Records excerpted from a collection
-.-.-
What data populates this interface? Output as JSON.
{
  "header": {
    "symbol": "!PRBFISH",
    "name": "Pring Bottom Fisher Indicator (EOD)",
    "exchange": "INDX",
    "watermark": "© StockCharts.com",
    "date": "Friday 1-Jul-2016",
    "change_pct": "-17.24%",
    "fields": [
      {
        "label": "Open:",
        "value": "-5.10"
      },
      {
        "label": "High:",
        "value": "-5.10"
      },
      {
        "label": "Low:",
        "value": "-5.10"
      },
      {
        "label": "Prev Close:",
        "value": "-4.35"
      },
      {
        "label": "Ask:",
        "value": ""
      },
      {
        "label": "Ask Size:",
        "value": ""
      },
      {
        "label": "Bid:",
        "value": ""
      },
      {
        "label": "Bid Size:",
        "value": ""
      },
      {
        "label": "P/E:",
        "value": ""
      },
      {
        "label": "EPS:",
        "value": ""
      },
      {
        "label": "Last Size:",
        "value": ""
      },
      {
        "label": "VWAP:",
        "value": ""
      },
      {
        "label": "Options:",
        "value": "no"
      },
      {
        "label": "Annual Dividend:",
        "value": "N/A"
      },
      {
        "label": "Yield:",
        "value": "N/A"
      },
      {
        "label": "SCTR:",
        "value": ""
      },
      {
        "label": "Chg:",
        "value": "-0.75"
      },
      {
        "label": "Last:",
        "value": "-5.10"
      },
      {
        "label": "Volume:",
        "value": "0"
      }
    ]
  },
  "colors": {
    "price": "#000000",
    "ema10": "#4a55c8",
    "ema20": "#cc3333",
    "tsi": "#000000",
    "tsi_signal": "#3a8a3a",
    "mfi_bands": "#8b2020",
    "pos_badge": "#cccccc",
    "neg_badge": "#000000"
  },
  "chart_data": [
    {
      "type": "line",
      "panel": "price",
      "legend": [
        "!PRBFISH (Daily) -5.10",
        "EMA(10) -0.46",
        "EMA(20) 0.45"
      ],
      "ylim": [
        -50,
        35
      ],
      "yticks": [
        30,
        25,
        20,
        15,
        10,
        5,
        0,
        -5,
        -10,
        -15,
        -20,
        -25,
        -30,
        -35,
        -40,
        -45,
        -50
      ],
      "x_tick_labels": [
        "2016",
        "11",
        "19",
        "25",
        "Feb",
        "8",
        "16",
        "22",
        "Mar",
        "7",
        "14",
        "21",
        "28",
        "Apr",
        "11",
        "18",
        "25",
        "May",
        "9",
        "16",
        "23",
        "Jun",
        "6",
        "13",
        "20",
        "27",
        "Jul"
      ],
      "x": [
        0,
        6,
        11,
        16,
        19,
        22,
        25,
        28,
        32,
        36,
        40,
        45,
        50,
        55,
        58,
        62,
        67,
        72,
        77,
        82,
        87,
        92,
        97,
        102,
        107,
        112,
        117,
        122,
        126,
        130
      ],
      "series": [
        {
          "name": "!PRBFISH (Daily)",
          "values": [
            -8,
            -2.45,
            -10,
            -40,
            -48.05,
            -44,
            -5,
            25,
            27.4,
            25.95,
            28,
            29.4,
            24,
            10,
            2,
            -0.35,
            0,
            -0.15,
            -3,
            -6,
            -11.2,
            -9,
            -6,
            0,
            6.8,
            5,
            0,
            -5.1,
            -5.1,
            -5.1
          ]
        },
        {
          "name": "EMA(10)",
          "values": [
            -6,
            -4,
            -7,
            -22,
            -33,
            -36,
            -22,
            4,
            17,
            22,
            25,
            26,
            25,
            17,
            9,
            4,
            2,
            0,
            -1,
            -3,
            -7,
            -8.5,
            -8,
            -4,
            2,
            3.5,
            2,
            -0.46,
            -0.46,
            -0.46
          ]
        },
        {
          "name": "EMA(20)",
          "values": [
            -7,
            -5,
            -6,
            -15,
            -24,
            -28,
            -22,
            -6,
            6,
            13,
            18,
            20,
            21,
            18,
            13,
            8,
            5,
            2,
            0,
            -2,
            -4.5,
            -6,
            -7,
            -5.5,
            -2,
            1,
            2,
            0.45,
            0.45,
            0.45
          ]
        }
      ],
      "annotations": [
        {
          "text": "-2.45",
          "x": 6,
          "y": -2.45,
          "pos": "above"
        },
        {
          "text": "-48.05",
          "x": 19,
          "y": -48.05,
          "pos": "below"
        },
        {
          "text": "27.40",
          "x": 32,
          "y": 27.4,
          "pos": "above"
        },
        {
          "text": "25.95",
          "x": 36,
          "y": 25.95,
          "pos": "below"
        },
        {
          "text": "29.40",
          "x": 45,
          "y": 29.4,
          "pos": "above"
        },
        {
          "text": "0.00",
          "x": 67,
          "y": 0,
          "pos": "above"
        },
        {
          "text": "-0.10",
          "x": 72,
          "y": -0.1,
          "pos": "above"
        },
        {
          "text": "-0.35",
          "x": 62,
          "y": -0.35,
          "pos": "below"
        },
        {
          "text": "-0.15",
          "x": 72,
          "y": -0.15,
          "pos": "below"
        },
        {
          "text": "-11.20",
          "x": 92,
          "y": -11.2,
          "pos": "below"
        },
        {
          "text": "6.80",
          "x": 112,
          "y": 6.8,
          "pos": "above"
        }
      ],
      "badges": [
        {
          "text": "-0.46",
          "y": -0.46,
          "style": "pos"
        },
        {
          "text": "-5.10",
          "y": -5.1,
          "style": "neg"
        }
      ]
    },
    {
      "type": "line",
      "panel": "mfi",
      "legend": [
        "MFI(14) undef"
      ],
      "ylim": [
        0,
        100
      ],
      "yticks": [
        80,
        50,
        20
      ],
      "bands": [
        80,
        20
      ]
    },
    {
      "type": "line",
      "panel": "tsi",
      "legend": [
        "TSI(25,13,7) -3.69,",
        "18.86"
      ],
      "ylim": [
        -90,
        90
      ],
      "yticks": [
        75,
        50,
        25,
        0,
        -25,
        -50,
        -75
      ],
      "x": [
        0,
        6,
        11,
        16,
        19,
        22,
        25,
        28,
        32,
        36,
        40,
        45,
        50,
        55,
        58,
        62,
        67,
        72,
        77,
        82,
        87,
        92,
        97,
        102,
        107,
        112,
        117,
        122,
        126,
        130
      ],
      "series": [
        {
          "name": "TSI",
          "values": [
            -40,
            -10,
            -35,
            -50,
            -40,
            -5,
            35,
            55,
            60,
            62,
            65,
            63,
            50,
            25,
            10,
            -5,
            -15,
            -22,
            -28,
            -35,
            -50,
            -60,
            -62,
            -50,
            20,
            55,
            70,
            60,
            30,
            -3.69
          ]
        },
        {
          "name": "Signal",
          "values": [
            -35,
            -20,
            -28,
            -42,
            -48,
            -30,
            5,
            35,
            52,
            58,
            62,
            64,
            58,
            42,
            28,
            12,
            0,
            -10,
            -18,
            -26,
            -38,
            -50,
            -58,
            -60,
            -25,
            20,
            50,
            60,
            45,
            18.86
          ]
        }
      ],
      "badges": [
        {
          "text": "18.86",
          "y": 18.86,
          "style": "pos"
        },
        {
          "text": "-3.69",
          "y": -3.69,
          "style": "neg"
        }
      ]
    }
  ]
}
-.-.-
WHAT IS REQUIRED -> Please quote every record above exactly as it appears.

REPLY TO THE EXERCISE ->
What data populates this interface? Output as JSON.
{
  "header": {
    "symbol": "!PRBFISH",
    "name": "Pring Bottom Fisher Indicator (EOD)",
    "exchange": "INDX",
    "watermark": "© StockCharts.com",
    "date": "Friday 1-Jul-2016",
    "change_pct": "-17.24%",
    "fields": [
      {
        "label": "Open:",
        "value": "-5.10"
      },
      {
        "label": "High:",
        "value": "-5.10"
      },
      {
        "label": "Low:",
        "value": "-5.10"
      },
      {
        "label": "Prev Close:",
        "value": "-4.35"
      },
      {
        "label": "Ask:",
        "value": ""
      },
      {
        "label": "Ask Size:",
        "value": ""
      },
      {
        "label": "Bid:",
        "value": ""
      },
      {
        "label": "Bid Size:",
        "value": ""
      },
      {
        "label": "P/E:",
        "value": ""
      },
      {
        "label": "EPS:",
        "value": ""
      },
      {
        "label": "Last Size:",
        "value": ""
      },
      {
        "label": "VWAP:",
        "value": ""
      },
      {
        "label": "Options:",
        "value": "no"
      },
      {
        "label": "Annual Dividend:",
        "value": "N/A"
      },
      {
        "label": "Yield:",
        "value": "N/A"
      },
      {
        "label": "SCTR:",
        "value": ""
      },
      {
        "label": "Chg:",
        "value": "-0.75"
      },
      {
        "label": "Last:",
        "value": "-5.10"
      },
      {
        "label": "Volume:",
        "value": "0"
      }
    ]
  },
  "colors": {
    "price": "#000000",
    "ema10": "#4a55c8",
    "ema20": "#cc3333",
    "tsi": "#000000",
    "tsi_signal": "#3a8a3a",
    "mfi_bands": "#8b2020",
    "pos_badge": "#cccccc",
    "neg_badge": "#000000"
  },
  "chart_data": [
    {
      "type": "line",
      "panel": "price",
      "legend": [
        "!PRBFISH (Daily) -5.10",
        "EMA(10) -0.46",
        "EMA(20) 0.45"
      ],
      "ylim": [
        -50,
        35
      ],
      "yticks": [
        30,
        25,
        20,
        15,
        10,
        5,
        0,
        -5,
        -10,
        -15,
        -20,
        -25,
        -30,
        -35,
        -40,
        -45,
        -50
      ],
      "x_tick_labels": [
        "2016",
        "11",
        "19",
        "25",
        "Feb",
        "8",
        "16",
        "22",
        "Mar",
        "7",
        "14",
        "21",
        "28",
        "Apr",
        "11",
        "18",
        "25",
        "May",
        "9",
        "16",
        "23",
        "Jun",
        "6",
        "13",
        "20",
        "27",
        "Jul"
      ],
      "x": [
        0,
        6,
        11,
        16,
        19,
        22,
        25,
        28,
        32,
        36,
        40,
        45,
        50,
        55,
        58,
        62,
        67,
        72,
        77,
        82,
        87,
        92,
        97,
        102,
        107,
        112,
        117,
        122,
        126,
        130
      ],
      "series": [
        {
          "name": "!PRBFISH (Daily)",
          "values": [
            -8,
            -2.45,
            -10,
            -40,
            -48.05,
            -44,
            -5,
            25,
            27.4,
            25.95,
            28,
            29.4,
            24,
            10,
            2,
            -0.35,
            0,
            -0.15,
            -3,
            -6,
            -11.2,
            -9,
            -6,
            0,
            6.8,
            5,
            0,
            -5.1,
            -5.1,
            -5.1
          ]
        },
        {
          "name": "EMA(10)",
          "values": [
            -6,
            -4,
            -7,
            -22,
            -33,
            -36,
            -22,
            4,
            17,
            22,
            25,
            26,
            25,
            17,
            9,
            4,
            2,
            0,
            -1,
            -3,
            -7,
            -8.5,
            -8,
            -4,
            2,
            3.5,
            2,
            -0.46,
            -0.46,
            -0.46
          ]
        },
        {
          "name": "EMA(20)",
          "values": [
            -7,
            -5,
            -6,
            -15,
            -24,
            -28,
            -22,
            -6,
            6,
            13,
            18,
            20,
            21,
            18,
            13,
            8,
            5,
            2,
            0,
            -2,
            -4.5,
            -6,
            -7,
            -5.5,
            -2,
            1,
            2,
            0.45,
            0.45,
            0.45
          ]
        }
      ],
      "annotations": [
        {
          "text": "-2.45",
          "x": 6,
          "y": -2.45,
          "pos": "above"
        },
        {
          "text": "-48.05",
          "x": 19,
          "y": -48.05,
          "pos": "below"
        },
        {
          "text": "27.40",
          "x": 32,
          "y": 27.4,
          "pos": "above"
        },
        {
          "text": "25.95",
          "x": 36,
          "y": 25.95,
          "pos": "below"
        },
        {
          "text": "29.40",
          "x": 45,
          "y": 29.4,
          "pos": "above"
        },
        {
          "text": "0.00",
          "x": 67,
          "y": 0,
          "pos": "above"
        },
        {
          "text": "-0.10",
          "x": 72,
          "y": -0.1,
          "pos": "above"
        },
        {
          "text": "-0.35",
          "x": 62,
          "y": -0.35,
          "pos": "below"
        },
        {
          "text": "-0.15",
          "x": 72,
          "y": -0.15,
          "pos": "below"
        },
        {
          "text": "-11.20",
          "x": 92,
          "y": -11.2,
          "pos": "below"
        },
        {
          "text": "6.80",
          "x": 112,
          "y": 6.8,
          "pos": "above"
        }
      ],
      "badges": [
        {
          "text": "-0.46",
          "y": -0.46,
          "style": "pos"
        },
        {
          "text": "-5.10",
          "y": -5.1,
          "style": "neg"
        }
      ]
    },
    {
      "type": "line",
      "panel": "mfi",
      "legend": [
        "MFI(14) undef"
      ],
      "ylim": [
        0,
        100
      ],
      "yticks": [
        80,
        50,
        20
      ],
      "bands": [
        80,
        20
      ]
    },
    {
      "type": "line",
      "panel": "tsi",
      "legend": [
        "TSI(25,13,7) -3.69,",
        "18.86"
      ],
      "ylim": [
        -90,
        90
      ],
      "yticks": [
        75,
        50,
        25,
        0,
        -25,
        -50,
        -75
      ],
      "x": [
        0,
        6,
        11,
        16,
        19,
        22,
        25,
        28,
        32,
        36,
        40,
        45,
        50,
        55,
        58,
        62,
        67,
        72,
        77,
        82,
        87,
        92,
        97,
        102,
        107,
        112,
        117,
        122,
        126,
        130
      ],
      "series": [
        {
          "name": "TSI",
          "values": [
            -40,
            -10,
            -35,
            -50,
            -40,
            -5,
            35,
            55,
            60,
            62,
            65,
            63,
            50,
            25,
            10,
            -5,
            -15,
            -22,
            -28,
            -35,
            -50,
            -60,
            -62,
            -50,
            20,
            55,
            70,
            60,
            30,
            -3.69
          ]
        },
        {
          "name": "Signal",
          "values": [
            -35,
            -20,
            -28,
            -42,
            -48,
            -30,
            5,
            35,
            52,
            58,
            62,
            64,
            58,
            42,
            28,
            12,
            0,
            -10,
            -18,
            -26,
            -38,
            -50,
            -58,
            -60,
            -25,
            20,
            50,
            60,
            45,
            18.86
          ]
        }
      ],
      "badges": [
        {
          "text": "18.86",
          "y": 18.86,
          "style": "pos"
        },
        {
          "text": "-3.69",
          "y": -3.69,
          "style": "neg"
        }
      ]
    }
  ]
}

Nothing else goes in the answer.